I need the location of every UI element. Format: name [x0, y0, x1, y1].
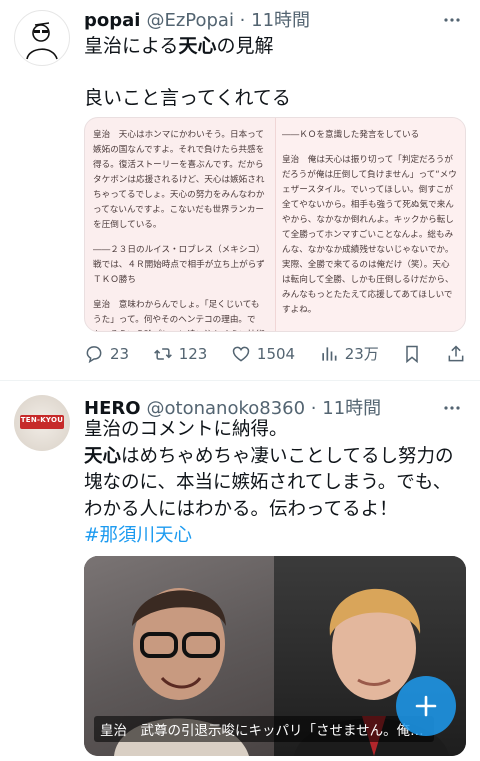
retweet-count: 123	[178, 344, 208, 363]
views-button[interactable]: 23万	[319, 343, 379, 364]
avatar-drawing	[26, 22, 58, 60]
photo-caption: 皇治 武尊の引退示唆にキッパリ「させません。俺…	[94, 716, 434, 742]
views-icon	[322, 346, 337, 361]
reply-icon	[86, 345, 102, 363]
compose-button[interactable]	[396, 676, 456, 736]
tweet-line: 天心はめちゃめちゃ凄いことしてるし努力の	[84, 445, 454, 467]
like-button[interactable]: 1504	[231, 344, 295, 364]
like-icon	[232, 346, 250, 362]
bookmark-button[interactable]	[402, 344, 422, 364]
tweet-header: popai @EzPopai · 11時間	[84, 6, 310, 32]
tweet-text: 皇治による天心の見解 良いこと言ってくれてる	[84, 31, 462, 113]
article-left-column: 皇治 天心はホンマにかわいそう。日本って嫉妬の国なんですよ。それで負けたら共感を…	[85, 118, 275, 331]
share-button[interactable]	[446, 344, 466, 364]
tweet-1[interactable]: popai @EzPopai · 11時間 皇治による天心の見解 良いこと言って…	[0, 0, 480, 380]
views-count: 23万	[344, 345, 379, 363]
article-paragraph: 皇治 意味わからんでしょ。「足くじいてもうた」って。何やそのヘンテコの理由。でも…	[93, 300, 265, 331]
tweet-media-article[interactable]: 皇治 天心はホンマにかわいそう。日本って嫉妬の国なんですよ。それで負けたら共感を…	[84, 117, 466, 332]
tweet-line: 皇治による天心の見解	[84, 35, 274, 57]
avatar[interactable]: TEN-KYOU	[14, 395, 70, 451]
share-icon	[448, 344, 464, 361]
reply-button[interactable]: 23	[84, 344, 129, 364]
tweet-line: わかる人にはわかる。伝わってるよ！	[84, 498, 398, 520]
tweet-line: 良いこと言ってくれてる	[84, 87, 291, 109]
hashtag-link[interactable]: #那須川天心	[84, 523, 462, 550]
article-paragraph: 皇治 天心はホンマにかわいそう。日本って嫉妬の国なんですよ。それで負けたら共感を…	[93, 130, 265, 230]
tweet-text: 皇治のコメントに納得。 天心はめちゃめちゃ凄いことしてるし努力の 塊なのに、本当…	[84, 417, 462, 550]
like-count: 1504	[256, 344, 296, 363]
article-paragraph: 皇治 俺は天心は振り切って「判定だろうがだろうが俺は圧倒して負けません」って“メ…	[282, 155, 457, 315]
article-paragraph: ――ＫＯを意識した発言をしている	[282, 130, 420, 140]
article-right-column: ――ＫＯを意識した発言をしている 皇治 俺は天心は振り切って「判定だろうがだろう…	[275, 118, 465, 331]
action-bar: 23 123 1504 23万	[84, 343, 466, 364]
handle-time[interactable]: @EzPopai · 11時間	[146, 6, 310, 32]
bookmark-icon	[406, 345, 419, 363]
article-paragraph: ――２３日のルイス・ロブレス（メキシコ）戦では、４Ｒ開始時点で相手が立ち上がらず…	[93, 245, 265, 285]
retweet-icon	[153, 347, 172, 360]
avatar[interactable]	[14, 10, 70, 66]
tweet-line: 皇治のコメントに納得。	[84, 419, 288, 440]
avatar-logo-text: TEN-KYOU	[20, 416, 64, 424]
compose-icon	[415, 695, 437, 717]
display-name[interactable]: popai	[84, 10, 140, 31]
retweet-button[interactable]: 123	[153, 344, 208, 364]
more-icon[interactable]	[440, 8, 464, 32]
display-name[interactable]: HERO	[84, 398, 141, 419]
tweet-line: 塊なのに、本当に嫉妬されてしまう。でも、	[84, 472, 452, 493]
reply-count: 23	[110, 344, 130, 363]
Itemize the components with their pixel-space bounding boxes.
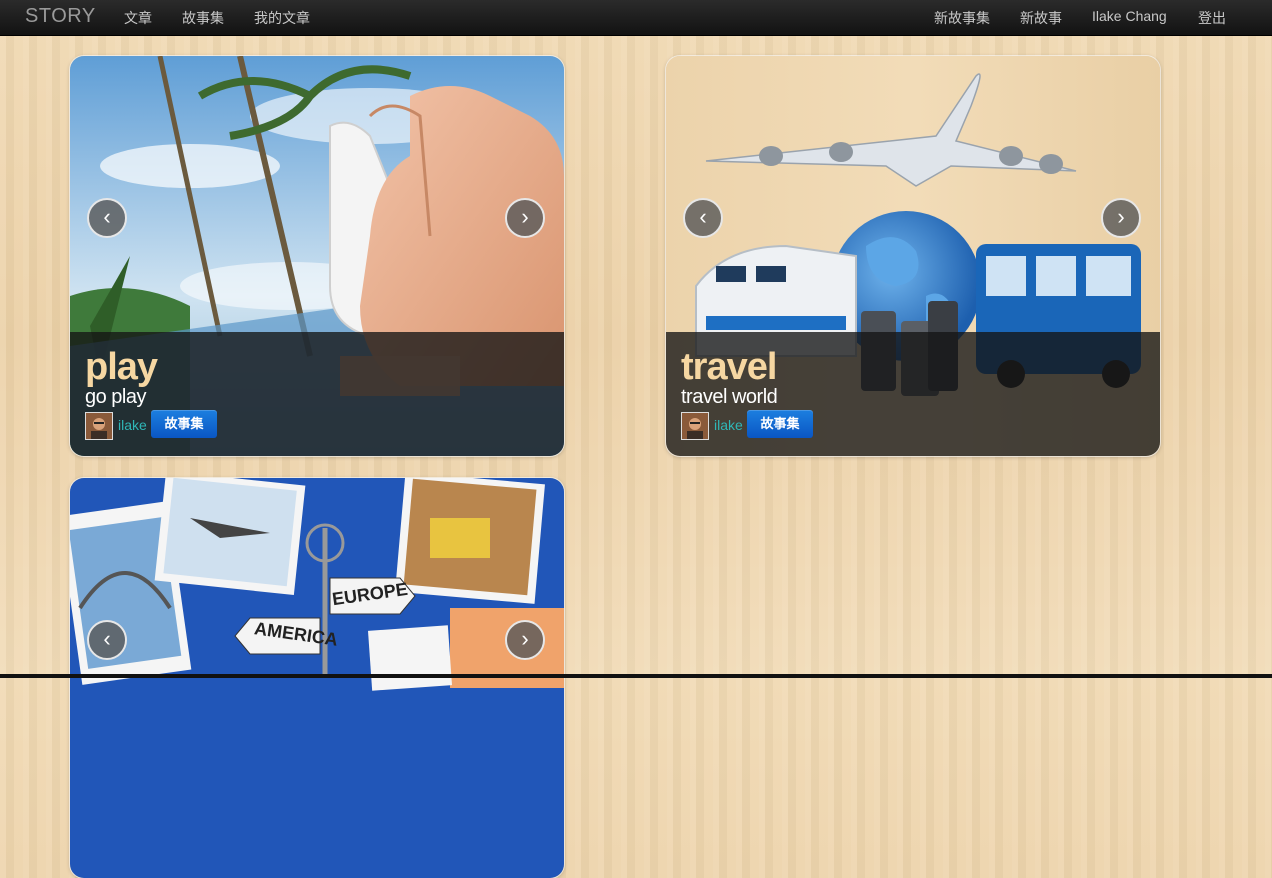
author-name[interactable]: ilake (118, 417, 147, 433)
nav-new-story[interactable]: 新故事 (1020, 8, 1062, 28)
card-image-travel-collage (70, 478, 564, 878)
story-collection-badge[interactable]: 故事集 (151, 410, 217, 438)
nav-logout[interactable]: 登出 (1198, 8, 1226, 28)
bottom-edge-bar (0, 674, 1272, 678)
story-collection-card-play[interactable]: ‹ › play go play ilake 故事集 (70, 56, 564, 456)
user-avatar[interactable] (85, 412, 113, 440)
nav-story-collections[interactable]: 故事集 (182, 8, 224, 28)
card-title[interactable]: travel (681, 348, 777, 386)
nav-new-collection[interactable]: 新故事集 (934, 8, 990, 28)
nav-my-articles[interactable]: 我的文章 (254, 8, 310, 28)
card-subtitle: travel world (681, 386, 778, 408)
brand-logo[interactable]: STORY (25, 5, 96, 28)
user-avatar[interactable] (681, 412, 709, 440)
author-name[interactable]: ilake (714, 417, 743, 433)
carousel-next-button[interactable]: › (505, 620, 545, 660)
card-caption: travel travel world ilake 故事集 (666, 332, 1160, 456)
nav-articles[interactable]: 文章 (124, 8, 152, 28)
carousel-prev-button[interactable]: ‹ (87, 198, 127, 238)
card-subtitle: go play (85, 386, 147, 408)
carousel-next-button[interactable]: › (1101, 198, 1141, 238)
carousel-prev-button[interactable]: ‹ (683, 198, 723, 238)
story-collection-card-travel[interactable]: ‹ › travel travel world ilake 故事集 (666, 56, 1160, 456)
card-caption: play go play ilake 故事集 (70, 332, 564, 456)
carousel-next-button[interactable]: › (505, 198, 545, 238)
top-navbar: STORY 文章 故事集 我的文章 新故事集 新故事 Ilake Chang 登… (0, 0, 1272, 36)
story-collection-card-collage[interactable]: ‹ › EUROPE AMERICA (70, 478, 564, 878)
nav-user-profile[interactable]: Ilake Chang (1092, 8, 1167, 24)
story-collection-badge[interactable]: 故事集 (747, 410, 813, 438)
card-title[interactable]: play (85, 348, 158, 386)
carousel-prev-button[interactable]: ‹ (87, 620, 127, 660)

◇ ◇ ◇ ◇ ◇

▶ Stated goal:
Reproduce every row above verbatim, line for line, and omit the pictures.

▶ Response below:
I need the location of every UI element. Format: name [x0, y0, x1, y1].
retweet-count: 123	[178, 344, 208, 363]
views-button[interactable]: 23万	[319, 343, 379, 364]
avatar-drawing	[26, 22, 58, 60]
photo-caption: 皇治 武尊の引退示唆にキッパリ「させません。俺…	[94, 716, 434, 742]
views-icon	[322, 346, 337, 361]
reply-icon	[86, 345, 102, 363]
compose-button[interactable]	[396, 676, 456, 736]
tweet-line: 天心はめちゃめちゃ凄いことしてるし努力の	[84, 445, 454, 467]
like-button[interactable]: 1504	[231, 344, 295, 364]
like-icon	[232, 346, 250, 362]
bookmark-button[interactable]	[402, 344, 422, 364]
tweet-header: popai @EzPopai · 11時間	[84, 6, 310, 32]
tweet-text: 皇治による天心の見解 良いこと言ってくれてる	[84, 31, 462, 113]
article-left-column: 皇治 天心はホンマにかわいそう。日本って嫉妬の国なんですよ。それで負けたら共感を…	[85, 118, 275, 331]
share-button[interactable]	[446, 344, 466, 364]
tweet-1[interactable]: popai @EzPopai · 11時間 皇治による天心の見解 良いこと言って…	[0, 0, 480, 380]
views-count: 23万	[344, 345, 379, 363]
article-paragraph: 皇治 意味わからんでしょ。「足くじいてもうた」って。何やそのヘンテコの理由。でも…	[93, 300, 265, 331]
tweet-media-article[interactable]: 皇治 天心はホンマにかわいそう。日本って嫉妬の国なんですよ。それで負けたら共感を…	[84, 117, 466, 332]
tweet-line: 皇治による天心の見解	[84, 35, 274, 57]
avatar[interactable]: TEN-KYOU	[14, 395, 70, 451]
share-icon	[448, 344, 464, 361]
reply-button[interactable]: 23	[84, 344, 129, 364]
tweet-line: わかる人にはわかる。伝わってるよ！	[84, 498, 398, 520]
tweet-line: 良いこと言ってくれてる	[84, 87, 291, 109]
hashtag-link[interactable]: #那須川天心	[84, 523, 462, 550]
article-paragraph: 皇治 天心はホンマにかわいそう。日本って嫉妬の国なんですよ。それで負けたら共感を…	[93, 130, 265, 230]
tweet-text: 皇治のコメントに納得。 天心はめちゃめちゃ凄いことしてるし努力の 塊なのに、本当…	[84, 417, 462, 550]
like-count: 1504	[256, 344, 296, 363]
article-paragraph: 皇治 俺は天心は振り切って「判定だろうがだろうが俺は圧倒して負けません」って“メ…	[282, 155, 457, 315]
article-paragraph: ――ＫＯを意識した発言をしている	[282, 130, 420, 140]
article-right-column: ――ＫＯを意識した発言をしている 皇治 俺は天心は振り切って「判定だろうがだろう…	[275, 118, 465, 331]
action-bar: 23 123 1504 23万	[84, 343, 466, 364]
handle-time[interactable]: @EzPopai · 11時間	[146, 6, 310, 32]
bookmark-icon	[406, 345, 419, 363]
article-paragraph: ――２３日のルイス・ロブレス（メキシコ）戦では、４Ｒ開始時点で相手が立ち上がらず…	[93, 245, 265, 285]
retweet-icon	[153, 347, 172, 360]
avatar[interactable]	[14, 10, 70, 66]
tweet-line: 皇治のコメントに納得。	[84, 419, 288, 440]
avatar-logo-text: TEN-KYOU	[20, 416, 64, 424]
compose-icon	[415, 695, 437, 717]
display-name[interactable]: popai	[84, 10, 140, 31]
retweet-button[interactable]: 123	[153, 344, 208, 364]
more-icon[interactable]	[440, 8, 464, 32]
display-name[interactable]: HERO	[84, 398, 141, 419]
tweet-line: 塊なのに、本当に嫉妬されてしまう。でも、	[84, 472, 452, 493]
reply-count: 23	[110, 344, 130, 363]
Itemize the components with their pixel-space bounding boxes.
author-name[interactable]: ilake (118, 417, 147, 433)
nav-new-story[interactable]: 新故事 (1020, 8, 1062, 28)
card-image-travel-collage (70, 478, 564, 878)
story-collection-badge[interactable]: 故事集 (151, 410, 217, 438)
nav-logout[interactable]: 登出 (1198, 8, 1226, 28)
bottom-edge-bar (0, 674, 1272, 678)
story-collection-card-play[interactable]: ‹ › play go play ilake 故事集 (70, 56, 564, 456)
user-avatar[interactable] (85, 412, 113, 440)
nav-story-collections[interactable]: 故事集 (182, 8, 224, 28)
card-title[interactable]: travel (681, 348, 777, 386)
nav-new-collection[interactable]: 新故事集 (934, 8, 990, 28)
nav-my-articles[interactable]: 我的文章 (254, 8, 310, 28)
card-subtitle: travel world (681, 386, 778, 408)
brand-logo[interactable]: STORY (25, 5, 96, 28)
user-avatar[interactable] (681, 412, 709, 440)
author-name[interactable]: ilake (714, 417, 743, 433)
carousel-next-button[interactable]: › (505, 620, 545, 660)
card-caption: travel travel world ilake 故事集 (666, 332, 1160, 456)
nav-articles[interactable]: 文章 (124, 8, 152, 28)
carousel-prev-button[interactable]: ‹ (87, 198, 127, 238)
card-subtitle: go play (85, 386, 147, 408)
carousel-next-button[interactable]: › (1101, 198, 1141, 238)
carousel-prev-button[interactable]: ‹ (683, 198, 723, 238)
story-collection-card-travel[interactable]: ‹ › travel travel world ilake 故事集 (666, 56, 1160, 456)
card-caption: play go play ilake 故事集 (70, 332, 564, 456)
carousel-next-button[interactable]: › (505, 198, 545, 238)
top-navbar: STORY 文章 故事集 我的文章 新故事集 新故事 Ilake Chang 登… (0, 0, 1272, 36)
story-collection-card-collage[interactable]: ‹ › EUROPE AMERICA (70, 478, 564, 878)
nav-user-profile[interactable]: Ilake Chang (1092, 8, 1167, 24)
story-collection-badge[interactable]: 故事集 (747, 410, 813, 438)
card-title[interactable]: play (85, 348, 158, 386)
carousel-prev-button[interactable]: ‹ (87, 620, 127, 660)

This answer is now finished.